→ **RECORDS FOR PROCESSING**:
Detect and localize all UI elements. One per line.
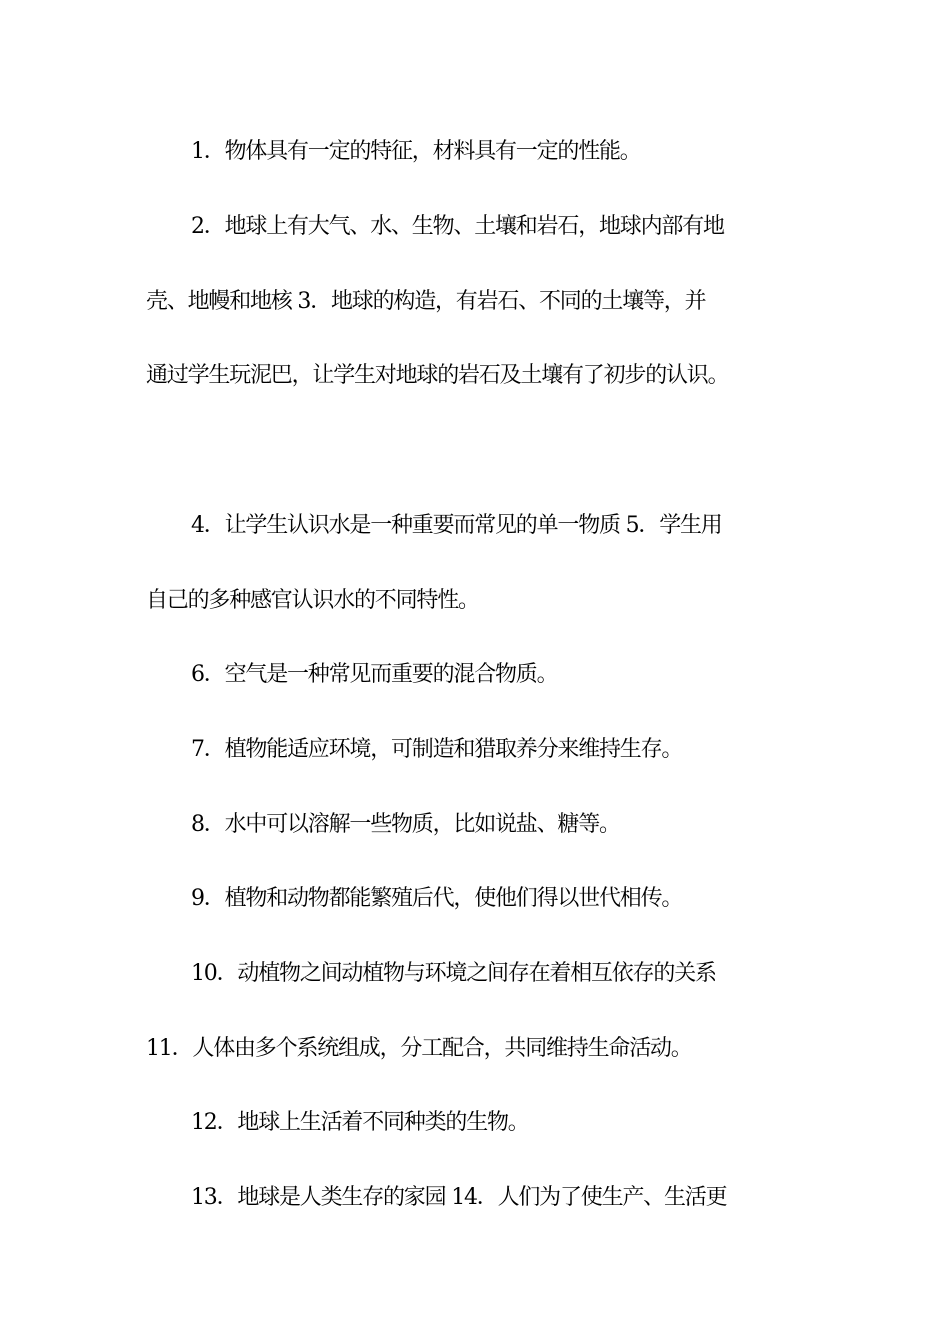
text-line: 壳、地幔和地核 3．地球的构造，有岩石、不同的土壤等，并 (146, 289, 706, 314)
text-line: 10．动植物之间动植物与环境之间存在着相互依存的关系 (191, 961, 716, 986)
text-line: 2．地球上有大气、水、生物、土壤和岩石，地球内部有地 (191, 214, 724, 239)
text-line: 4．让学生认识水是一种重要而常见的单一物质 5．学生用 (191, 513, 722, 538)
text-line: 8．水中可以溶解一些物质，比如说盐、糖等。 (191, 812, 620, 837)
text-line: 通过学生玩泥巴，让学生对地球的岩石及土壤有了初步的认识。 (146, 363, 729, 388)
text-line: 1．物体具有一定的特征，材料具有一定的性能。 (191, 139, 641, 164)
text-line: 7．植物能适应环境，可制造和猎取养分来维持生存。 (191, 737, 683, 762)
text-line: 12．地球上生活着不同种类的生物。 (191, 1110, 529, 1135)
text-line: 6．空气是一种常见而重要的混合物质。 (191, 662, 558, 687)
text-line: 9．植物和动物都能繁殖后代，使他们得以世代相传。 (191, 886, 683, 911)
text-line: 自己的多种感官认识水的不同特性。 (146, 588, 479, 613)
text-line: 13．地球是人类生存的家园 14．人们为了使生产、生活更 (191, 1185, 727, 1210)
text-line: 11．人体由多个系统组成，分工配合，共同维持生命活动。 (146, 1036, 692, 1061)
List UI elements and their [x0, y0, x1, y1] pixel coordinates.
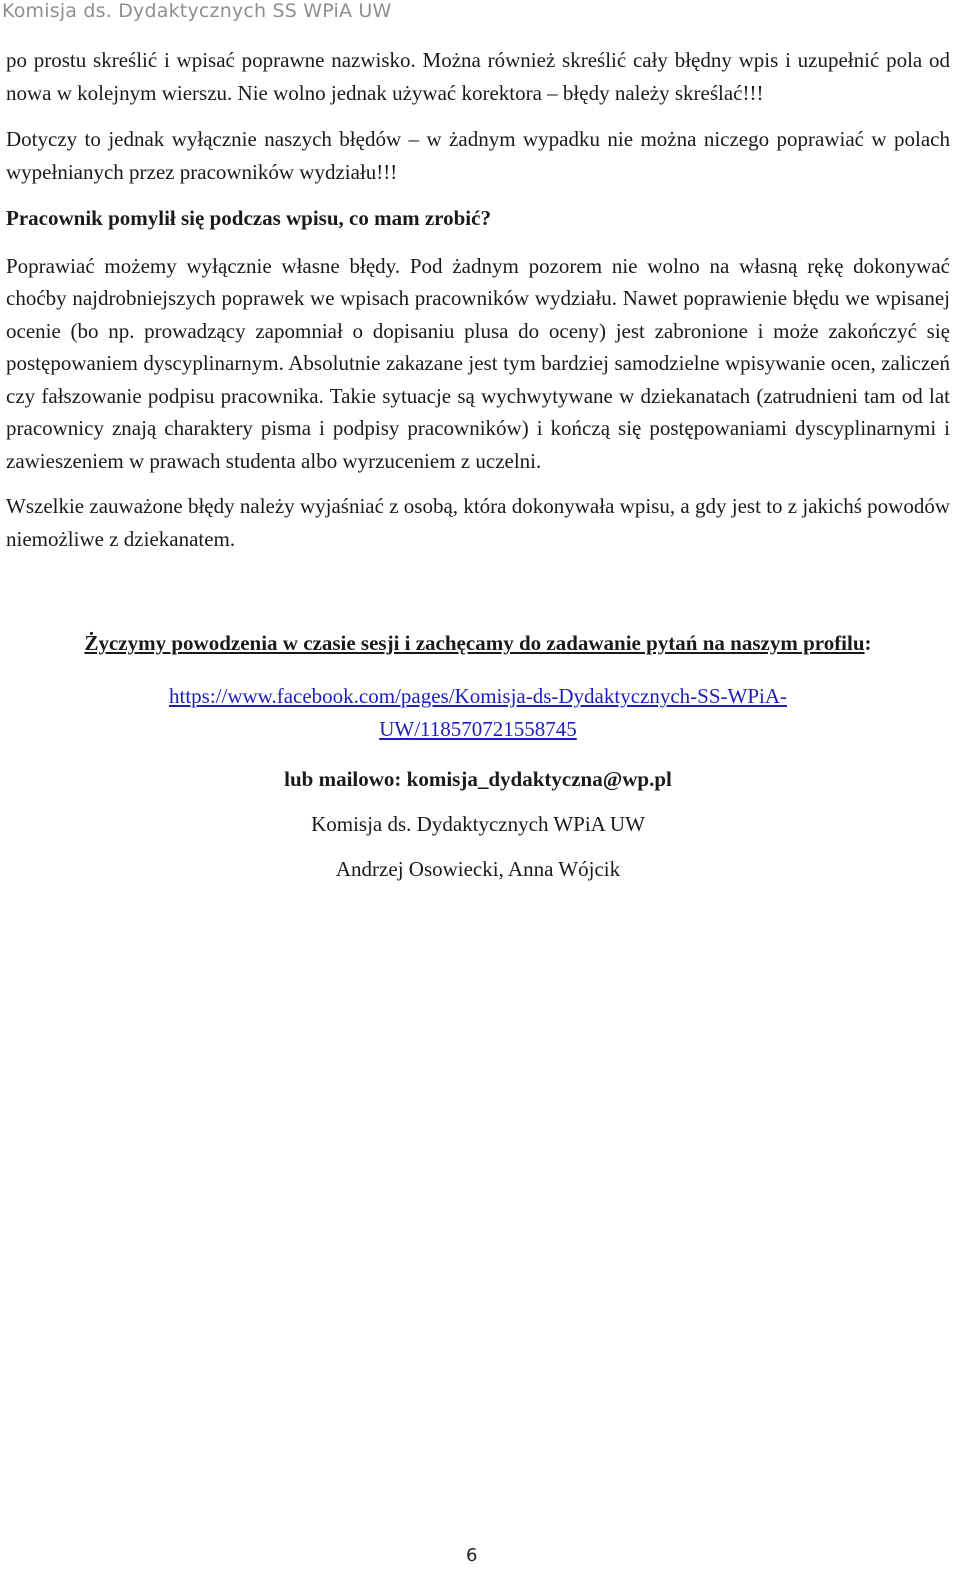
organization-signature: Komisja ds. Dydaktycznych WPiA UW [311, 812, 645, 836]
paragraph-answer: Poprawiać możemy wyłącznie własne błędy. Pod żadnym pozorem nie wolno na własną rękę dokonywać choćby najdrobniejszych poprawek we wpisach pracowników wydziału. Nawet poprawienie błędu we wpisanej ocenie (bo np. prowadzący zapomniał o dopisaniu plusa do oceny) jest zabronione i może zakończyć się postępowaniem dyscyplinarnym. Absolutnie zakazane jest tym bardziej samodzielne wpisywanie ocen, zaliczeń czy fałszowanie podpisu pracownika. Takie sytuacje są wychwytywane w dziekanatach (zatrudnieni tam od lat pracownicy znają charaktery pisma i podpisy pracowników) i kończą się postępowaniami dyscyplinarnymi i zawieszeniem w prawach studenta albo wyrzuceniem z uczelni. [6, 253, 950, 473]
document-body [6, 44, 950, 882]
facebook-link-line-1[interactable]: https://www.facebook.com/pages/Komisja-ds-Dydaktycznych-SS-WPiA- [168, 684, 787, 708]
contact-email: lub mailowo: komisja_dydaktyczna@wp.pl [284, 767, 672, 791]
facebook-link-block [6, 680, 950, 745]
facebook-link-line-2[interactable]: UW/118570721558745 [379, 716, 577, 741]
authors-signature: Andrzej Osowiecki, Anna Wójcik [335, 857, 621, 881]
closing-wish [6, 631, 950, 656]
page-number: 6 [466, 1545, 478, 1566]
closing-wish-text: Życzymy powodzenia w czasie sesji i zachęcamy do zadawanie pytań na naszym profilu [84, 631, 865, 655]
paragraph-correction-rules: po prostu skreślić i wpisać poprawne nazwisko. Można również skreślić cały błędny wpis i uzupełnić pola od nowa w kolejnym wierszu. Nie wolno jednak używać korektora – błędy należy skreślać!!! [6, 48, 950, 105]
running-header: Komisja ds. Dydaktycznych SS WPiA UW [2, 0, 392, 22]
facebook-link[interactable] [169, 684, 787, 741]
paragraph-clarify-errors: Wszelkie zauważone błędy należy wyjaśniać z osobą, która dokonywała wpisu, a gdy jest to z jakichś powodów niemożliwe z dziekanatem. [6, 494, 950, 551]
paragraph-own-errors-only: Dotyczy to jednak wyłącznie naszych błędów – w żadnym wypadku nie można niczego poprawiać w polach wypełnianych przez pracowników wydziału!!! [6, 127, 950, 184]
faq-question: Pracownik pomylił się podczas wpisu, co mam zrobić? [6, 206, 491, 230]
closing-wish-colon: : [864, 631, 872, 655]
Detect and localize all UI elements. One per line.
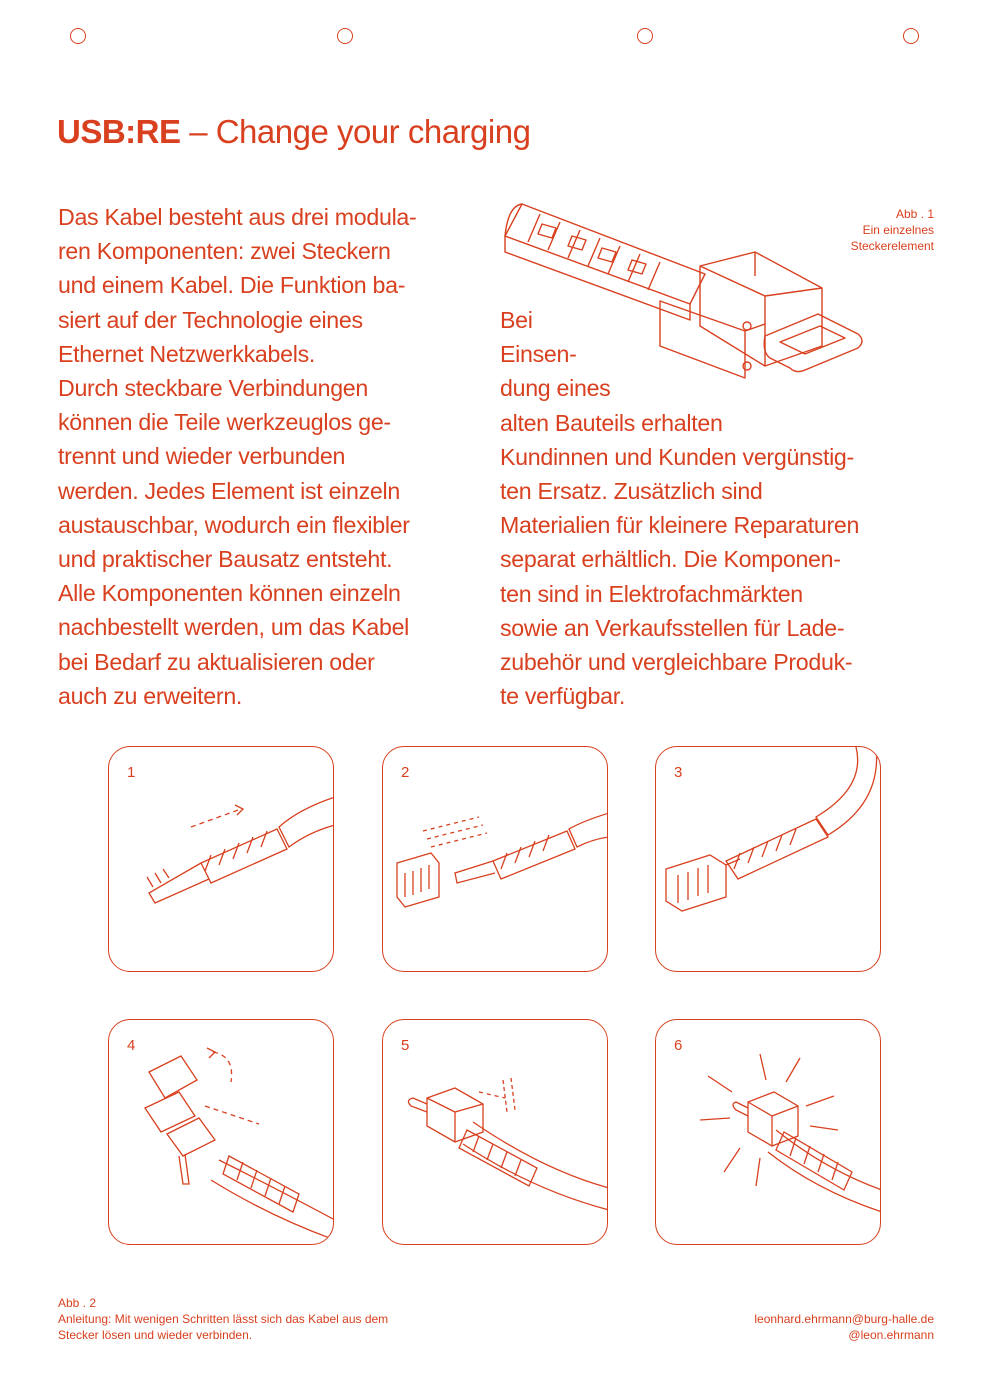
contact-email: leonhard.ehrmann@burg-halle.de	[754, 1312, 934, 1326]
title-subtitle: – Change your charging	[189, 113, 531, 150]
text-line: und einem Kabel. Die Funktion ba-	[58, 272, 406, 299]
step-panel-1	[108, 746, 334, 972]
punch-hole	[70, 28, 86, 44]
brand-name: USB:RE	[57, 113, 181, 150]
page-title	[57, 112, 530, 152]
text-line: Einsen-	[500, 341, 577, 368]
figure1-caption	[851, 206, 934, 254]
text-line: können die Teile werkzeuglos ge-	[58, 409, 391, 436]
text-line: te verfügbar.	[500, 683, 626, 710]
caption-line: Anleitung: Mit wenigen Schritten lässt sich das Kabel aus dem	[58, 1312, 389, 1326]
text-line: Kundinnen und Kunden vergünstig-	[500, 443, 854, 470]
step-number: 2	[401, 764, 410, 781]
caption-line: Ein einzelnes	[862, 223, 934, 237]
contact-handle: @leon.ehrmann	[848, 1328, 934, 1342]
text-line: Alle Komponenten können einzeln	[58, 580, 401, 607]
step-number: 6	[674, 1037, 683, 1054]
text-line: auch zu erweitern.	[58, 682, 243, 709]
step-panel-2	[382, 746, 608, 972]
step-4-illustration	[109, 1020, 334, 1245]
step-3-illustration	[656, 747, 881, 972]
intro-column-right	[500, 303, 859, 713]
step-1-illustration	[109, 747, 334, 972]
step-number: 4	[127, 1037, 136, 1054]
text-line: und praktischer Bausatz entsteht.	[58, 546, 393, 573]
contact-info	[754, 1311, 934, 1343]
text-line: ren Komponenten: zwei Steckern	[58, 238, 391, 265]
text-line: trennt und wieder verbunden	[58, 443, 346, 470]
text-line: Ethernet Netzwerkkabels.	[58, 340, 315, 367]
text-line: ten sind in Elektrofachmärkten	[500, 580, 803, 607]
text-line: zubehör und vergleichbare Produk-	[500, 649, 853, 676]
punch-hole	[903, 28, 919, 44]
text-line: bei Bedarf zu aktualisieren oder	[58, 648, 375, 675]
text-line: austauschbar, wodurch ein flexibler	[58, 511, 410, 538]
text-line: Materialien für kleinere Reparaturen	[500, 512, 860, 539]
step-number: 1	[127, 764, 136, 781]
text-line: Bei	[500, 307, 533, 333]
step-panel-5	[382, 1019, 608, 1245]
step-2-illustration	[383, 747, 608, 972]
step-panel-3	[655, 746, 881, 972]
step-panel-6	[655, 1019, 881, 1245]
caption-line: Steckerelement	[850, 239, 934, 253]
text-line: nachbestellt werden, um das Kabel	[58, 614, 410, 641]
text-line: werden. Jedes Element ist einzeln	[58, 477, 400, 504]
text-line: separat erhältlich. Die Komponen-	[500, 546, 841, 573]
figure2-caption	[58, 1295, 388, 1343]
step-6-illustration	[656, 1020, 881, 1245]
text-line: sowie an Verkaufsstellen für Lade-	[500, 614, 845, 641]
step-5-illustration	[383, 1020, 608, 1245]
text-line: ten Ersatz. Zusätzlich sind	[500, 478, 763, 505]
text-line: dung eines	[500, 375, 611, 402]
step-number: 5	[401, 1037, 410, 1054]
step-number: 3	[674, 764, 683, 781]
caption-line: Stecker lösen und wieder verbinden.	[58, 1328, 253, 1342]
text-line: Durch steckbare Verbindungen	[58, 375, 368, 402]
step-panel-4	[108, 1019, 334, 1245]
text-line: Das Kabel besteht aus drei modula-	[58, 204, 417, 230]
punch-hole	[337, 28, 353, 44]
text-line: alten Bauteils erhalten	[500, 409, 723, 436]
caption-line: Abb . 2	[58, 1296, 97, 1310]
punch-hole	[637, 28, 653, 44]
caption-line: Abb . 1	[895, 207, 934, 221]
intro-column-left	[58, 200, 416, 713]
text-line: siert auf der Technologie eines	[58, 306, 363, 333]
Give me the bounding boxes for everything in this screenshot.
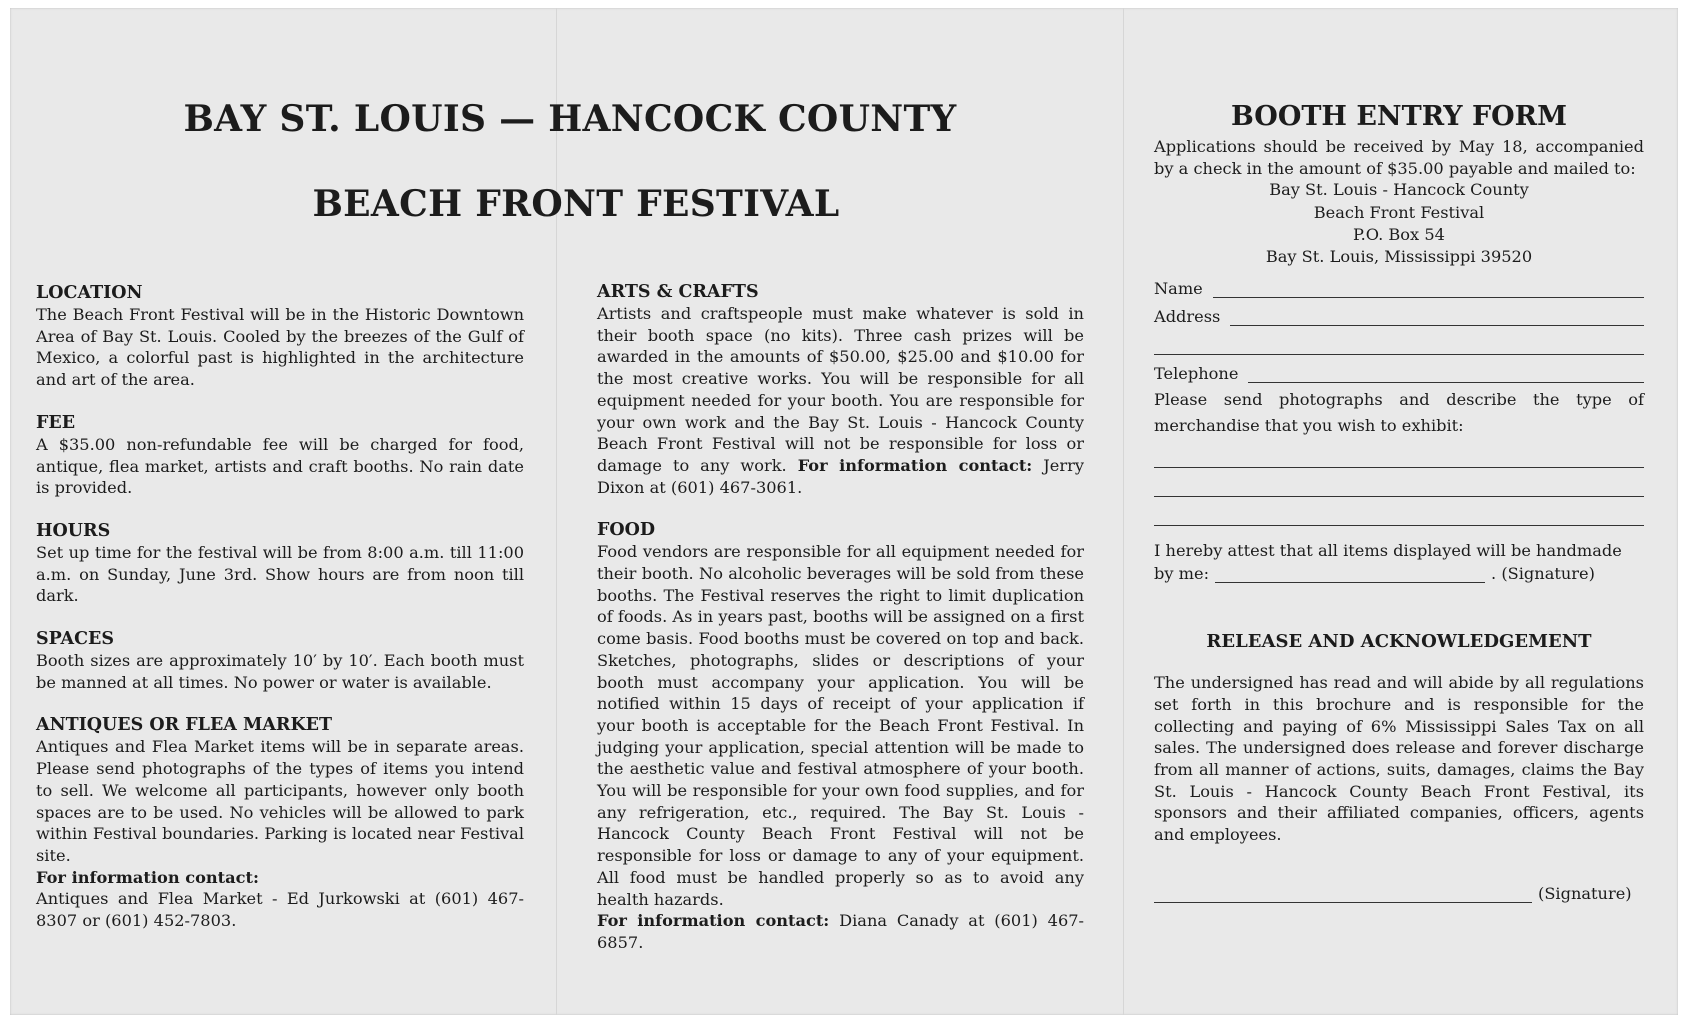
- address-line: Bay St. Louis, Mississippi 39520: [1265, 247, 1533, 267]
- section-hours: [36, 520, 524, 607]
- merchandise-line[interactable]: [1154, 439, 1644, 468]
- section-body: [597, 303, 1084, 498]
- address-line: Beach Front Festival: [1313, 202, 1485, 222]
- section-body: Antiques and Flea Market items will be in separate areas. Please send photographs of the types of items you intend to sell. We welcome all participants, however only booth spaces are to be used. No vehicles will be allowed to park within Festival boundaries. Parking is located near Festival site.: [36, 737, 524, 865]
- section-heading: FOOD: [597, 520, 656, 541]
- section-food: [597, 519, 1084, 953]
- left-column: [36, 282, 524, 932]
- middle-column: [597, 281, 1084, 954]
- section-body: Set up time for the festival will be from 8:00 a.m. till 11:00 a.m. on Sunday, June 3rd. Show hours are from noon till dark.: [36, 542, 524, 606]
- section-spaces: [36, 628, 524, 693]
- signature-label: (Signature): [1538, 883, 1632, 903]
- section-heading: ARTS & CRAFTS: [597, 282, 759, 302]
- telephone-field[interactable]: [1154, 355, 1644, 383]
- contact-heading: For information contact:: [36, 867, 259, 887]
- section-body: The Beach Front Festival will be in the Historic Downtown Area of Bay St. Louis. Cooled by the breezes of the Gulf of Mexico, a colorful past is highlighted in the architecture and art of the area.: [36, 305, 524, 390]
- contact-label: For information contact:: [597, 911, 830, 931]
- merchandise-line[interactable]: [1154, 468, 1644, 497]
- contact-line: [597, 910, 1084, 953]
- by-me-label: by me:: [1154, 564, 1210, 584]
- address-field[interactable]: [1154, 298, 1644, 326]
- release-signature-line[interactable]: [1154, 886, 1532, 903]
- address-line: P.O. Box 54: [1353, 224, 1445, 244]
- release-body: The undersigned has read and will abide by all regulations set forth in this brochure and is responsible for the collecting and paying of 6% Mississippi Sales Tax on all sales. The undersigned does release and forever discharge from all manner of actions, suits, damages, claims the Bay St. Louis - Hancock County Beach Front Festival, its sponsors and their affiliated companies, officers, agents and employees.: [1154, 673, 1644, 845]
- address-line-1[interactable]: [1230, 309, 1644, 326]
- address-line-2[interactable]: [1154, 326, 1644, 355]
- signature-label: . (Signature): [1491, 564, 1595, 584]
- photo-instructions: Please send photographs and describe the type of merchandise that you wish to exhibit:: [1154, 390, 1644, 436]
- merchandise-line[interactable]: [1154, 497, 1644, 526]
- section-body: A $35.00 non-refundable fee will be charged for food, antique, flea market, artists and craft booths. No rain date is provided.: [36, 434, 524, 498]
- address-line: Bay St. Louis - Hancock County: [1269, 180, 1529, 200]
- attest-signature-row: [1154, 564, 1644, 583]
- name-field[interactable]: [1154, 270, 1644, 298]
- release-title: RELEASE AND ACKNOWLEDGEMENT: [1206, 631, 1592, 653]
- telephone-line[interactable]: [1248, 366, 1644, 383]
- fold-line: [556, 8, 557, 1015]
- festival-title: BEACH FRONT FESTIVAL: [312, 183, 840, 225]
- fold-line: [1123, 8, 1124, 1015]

→ **STATED PROBLEM**:
Please return, word for word, the rows from the one containing "- address-line: Bay St. Louis, Mississippi" up to and including the one containing "- address-line: Beach".

→ **TASK RESULT**:
- address-line: Bay St. Louis, Mississippi 39520: [1265, 247, 1533, 267]
- section-hours: [36, 520, 524, 607]
- merchandise-line[interactable]: [1154, 439, 1644, 468]
- section-body: [597, 303, 1084, 498]
- address-line: Beach Front Festival: [1313, 202, 1485, 222]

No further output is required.